# TASK TO COMPLETE:
Using the records below, copy out exactly the line that contains "Transcribe the text in this document." and every line that follows it, up to and including the last, and no others.

>> START

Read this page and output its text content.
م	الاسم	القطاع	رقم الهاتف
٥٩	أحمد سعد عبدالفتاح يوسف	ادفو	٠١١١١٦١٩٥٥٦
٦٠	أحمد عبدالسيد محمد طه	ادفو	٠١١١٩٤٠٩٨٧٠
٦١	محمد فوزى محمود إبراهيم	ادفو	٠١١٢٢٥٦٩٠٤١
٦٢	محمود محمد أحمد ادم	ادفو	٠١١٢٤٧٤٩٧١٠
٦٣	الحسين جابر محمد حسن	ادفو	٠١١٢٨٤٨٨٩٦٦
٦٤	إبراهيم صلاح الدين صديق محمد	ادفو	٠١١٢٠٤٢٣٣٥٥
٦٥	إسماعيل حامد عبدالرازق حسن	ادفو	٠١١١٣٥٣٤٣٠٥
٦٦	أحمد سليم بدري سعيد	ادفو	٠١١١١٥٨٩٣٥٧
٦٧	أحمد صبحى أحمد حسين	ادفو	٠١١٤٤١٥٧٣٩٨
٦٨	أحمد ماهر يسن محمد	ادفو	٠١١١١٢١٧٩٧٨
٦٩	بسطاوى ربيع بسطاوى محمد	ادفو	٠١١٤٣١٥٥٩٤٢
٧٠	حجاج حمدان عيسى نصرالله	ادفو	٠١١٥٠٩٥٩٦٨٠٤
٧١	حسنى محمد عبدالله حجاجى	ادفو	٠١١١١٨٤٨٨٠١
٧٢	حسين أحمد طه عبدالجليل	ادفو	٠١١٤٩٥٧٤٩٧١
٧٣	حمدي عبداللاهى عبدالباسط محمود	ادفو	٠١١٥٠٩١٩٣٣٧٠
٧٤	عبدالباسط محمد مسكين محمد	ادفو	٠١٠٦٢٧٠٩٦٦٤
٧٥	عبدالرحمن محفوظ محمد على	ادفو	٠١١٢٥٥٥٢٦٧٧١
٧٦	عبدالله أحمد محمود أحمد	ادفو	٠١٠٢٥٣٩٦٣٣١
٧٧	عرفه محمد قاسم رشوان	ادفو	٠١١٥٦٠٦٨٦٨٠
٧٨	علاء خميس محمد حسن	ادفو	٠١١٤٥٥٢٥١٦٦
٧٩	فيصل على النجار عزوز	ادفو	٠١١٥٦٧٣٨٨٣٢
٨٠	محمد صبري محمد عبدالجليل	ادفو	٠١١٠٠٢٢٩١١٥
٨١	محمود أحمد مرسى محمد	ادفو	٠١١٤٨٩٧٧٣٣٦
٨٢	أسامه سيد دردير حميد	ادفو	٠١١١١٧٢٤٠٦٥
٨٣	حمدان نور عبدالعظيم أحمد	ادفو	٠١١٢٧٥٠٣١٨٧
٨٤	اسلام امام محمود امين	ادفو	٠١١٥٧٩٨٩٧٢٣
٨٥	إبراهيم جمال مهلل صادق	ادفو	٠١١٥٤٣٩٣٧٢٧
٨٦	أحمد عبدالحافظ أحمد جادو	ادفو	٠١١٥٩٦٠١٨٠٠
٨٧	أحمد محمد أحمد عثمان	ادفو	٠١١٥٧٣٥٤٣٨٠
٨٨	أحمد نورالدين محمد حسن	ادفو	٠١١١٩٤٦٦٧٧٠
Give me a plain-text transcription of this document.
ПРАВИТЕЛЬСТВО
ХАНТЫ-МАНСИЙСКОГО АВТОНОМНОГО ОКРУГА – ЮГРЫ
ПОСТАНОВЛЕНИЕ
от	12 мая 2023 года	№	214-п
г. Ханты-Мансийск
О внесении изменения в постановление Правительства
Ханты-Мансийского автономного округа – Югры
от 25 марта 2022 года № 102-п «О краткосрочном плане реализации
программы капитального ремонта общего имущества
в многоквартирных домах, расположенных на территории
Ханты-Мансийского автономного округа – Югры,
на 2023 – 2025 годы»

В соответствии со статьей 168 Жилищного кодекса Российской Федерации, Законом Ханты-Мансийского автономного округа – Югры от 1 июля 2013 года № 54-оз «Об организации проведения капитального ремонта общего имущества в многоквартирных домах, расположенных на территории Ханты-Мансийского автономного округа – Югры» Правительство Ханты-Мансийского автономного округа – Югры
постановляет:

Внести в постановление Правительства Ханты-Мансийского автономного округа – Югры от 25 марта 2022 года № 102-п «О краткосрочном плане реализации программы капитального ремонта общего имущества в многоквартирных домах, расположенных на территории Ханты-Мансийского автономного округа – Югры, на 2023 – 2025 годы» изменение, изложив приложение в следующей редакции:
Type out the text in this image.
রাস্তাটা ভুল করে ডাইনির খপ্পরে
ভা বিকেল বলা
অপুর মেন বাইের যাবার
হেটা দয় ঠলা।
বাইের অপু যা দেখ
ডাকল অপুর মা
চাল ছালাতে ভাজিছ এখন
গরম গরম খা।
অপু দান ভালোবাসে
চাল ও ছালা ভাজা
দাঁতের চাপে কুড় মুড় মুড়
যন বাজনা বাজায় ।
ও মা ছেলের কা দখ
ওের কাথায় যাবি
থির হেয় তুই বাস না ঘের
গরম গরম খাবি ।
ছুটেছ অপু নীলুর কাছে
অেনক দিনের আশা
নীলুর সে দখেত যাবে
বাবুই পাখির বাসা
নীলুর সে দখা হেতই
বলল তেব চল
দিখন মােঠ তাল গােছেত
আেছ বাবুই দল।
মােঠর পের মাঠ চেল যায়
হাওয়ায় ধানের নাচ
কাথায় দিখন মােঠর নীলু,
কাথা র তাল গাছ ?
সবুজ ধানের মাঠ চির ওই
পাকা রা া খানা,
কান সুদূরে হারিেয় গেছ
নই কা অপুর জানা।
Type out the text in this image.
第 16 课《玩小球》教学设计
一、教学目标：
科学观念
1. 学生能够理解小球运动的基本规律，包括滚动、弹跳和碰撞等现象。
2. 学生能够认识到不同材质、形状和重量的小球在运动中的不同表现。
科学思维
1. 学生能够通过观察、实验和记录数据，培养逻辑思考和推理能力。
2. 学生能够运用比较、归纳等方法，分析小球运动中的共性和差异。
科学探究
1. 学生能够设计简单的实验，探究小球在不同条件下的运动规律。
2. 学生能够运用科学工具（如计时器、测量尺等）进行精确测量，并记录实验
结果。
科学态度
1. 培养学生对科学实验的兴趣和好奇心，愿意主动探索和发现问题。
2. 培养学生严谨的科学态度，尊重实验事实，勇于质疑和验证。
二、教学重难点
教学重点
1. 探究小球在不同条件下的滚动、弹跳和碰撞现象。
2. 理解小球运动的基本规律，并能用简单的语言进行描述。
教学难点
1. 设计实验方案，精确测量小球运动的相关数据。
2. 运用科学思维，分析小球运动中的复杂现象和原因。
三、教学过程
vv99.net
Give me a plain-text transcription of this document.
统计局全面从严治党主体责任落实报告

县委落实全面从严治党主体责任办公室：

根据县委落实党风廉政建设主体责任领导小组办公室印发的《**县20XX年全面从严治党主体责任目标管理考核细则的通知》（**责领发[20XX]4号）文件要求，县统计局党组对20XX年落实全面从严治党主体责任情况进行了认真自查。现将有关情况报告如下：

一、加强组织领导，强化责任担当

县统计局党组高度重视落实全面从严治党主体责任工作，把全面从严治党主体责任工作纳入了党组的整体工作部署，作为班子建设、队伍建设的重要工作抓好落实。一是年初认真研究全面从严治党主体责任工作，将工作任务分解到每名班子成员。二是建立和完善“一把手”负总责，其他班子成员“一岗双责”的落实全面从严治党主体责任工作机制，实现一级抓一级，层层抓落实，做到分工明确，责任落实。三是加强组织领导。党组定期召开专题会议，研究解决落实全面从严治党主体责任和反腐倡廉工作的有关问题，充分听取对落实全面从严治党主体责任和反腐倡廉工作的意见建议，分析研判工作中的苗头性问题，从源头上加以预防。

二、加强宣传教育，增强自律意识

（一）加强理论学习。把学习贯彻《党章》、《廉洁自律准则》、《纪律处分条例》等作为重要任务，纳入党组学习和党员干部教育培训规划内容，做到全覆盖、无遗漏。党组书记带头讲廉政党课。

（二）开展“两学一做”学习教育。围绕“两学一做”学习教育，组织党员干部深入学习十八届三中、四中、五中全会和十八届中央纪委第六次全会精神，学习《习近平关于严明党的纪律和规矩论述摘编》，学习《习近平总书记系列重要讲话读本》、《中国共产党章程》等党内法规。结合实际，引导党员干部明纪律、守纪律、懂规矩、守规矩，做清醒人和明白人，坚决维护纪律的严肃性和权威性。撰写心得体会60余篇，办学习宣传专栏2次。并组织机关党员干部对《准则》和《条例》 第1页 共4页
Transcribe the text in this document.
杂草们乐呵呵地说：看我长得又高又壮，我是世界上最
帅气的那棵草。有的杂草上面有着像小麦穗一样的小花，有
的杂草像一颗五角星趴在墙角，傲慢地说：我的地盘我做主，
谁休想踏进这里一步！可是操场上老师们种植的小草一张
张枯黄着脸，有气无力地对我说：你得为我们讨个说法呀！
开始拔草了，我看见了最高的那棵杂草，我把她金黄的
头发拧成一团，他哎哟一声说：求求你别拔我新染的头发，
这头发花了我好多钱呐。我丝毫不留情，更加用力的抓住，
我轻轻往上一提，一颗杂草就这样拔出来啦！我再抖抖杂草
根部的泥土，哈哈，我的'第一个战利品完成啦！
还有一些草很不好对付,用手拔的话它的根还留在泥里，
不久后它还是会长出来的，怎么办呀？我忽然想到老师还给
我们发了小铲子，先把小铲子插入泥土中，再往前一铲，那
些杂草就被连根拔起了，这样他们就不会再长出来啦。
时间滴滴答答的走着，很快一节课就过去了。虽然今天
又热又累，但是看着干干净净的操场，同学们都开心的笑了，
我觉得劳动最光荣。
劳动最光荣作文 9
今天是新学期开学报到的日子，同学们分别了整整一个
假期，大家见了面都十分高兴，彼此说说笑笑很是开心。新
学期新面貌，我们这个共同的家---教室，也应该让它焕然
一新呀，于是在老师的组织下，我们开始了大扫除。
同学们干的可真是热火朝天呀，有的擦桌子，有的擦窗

>> END

# TASK OUTPUT:
Transcribe the text in this document.
杂草们乐呵呵地说：看我长得又高又壮，我是世界上最
帅气的那棵草。有的杂草上面有着像小麦穗一样的小花，有
的杂草像一颗五角星趴在墙角，傲慢地说：我的地盘我做主，
谁休想踏进这里一步！可是操场上老师们种植的小草一张
张枯黄着脸，有气无力地对我说：你得为我们讨个说法呀！
开始拔草了，我看见了最高的那棵杂草，我把她金黄的
头发拧成一团，他哎哟一声说：求求你别拔我新染的头发，
这头发花了我好多钱呐。我丝毫不留情，更加用力的抓住，
我轻轻往上一提，一颗杂草就这样拔出来啦！我再抖抖杂草
根部的泥土，哈哈，我的'第一个战利品完成啦！
还有一些草很不好对付,用手拔的话它的根还留在泥里，
不久后它还是会长出来的，怎么办呀？我忽然想到老师还给
我们发了小铲子，先把小铲子插入泥土中，再往前一铲，那
些杂草就被连根拔起了，这样他们就不会再长出来啦。
时间滴滴答答的走着，很快一节课就过去了。虽然今天
又热又累，但是看着干干净净的操场，同学们都开心的笑了，
我觉得劳动最光荣。
劳动最光荣作文 9
今天是新学期开学报到的日子，同学们分别了整整一个
假期，大家见了面都十分高兴，彼此说说笑笑很是开心。新
学期新面貌，我们这个共同的家---教室，也应该让它焕然
一新呀，于是在老师的组织下，我们开始了大扫除。
同学们干的可真是热火朝天呀，有的擦桌子，有的擦窗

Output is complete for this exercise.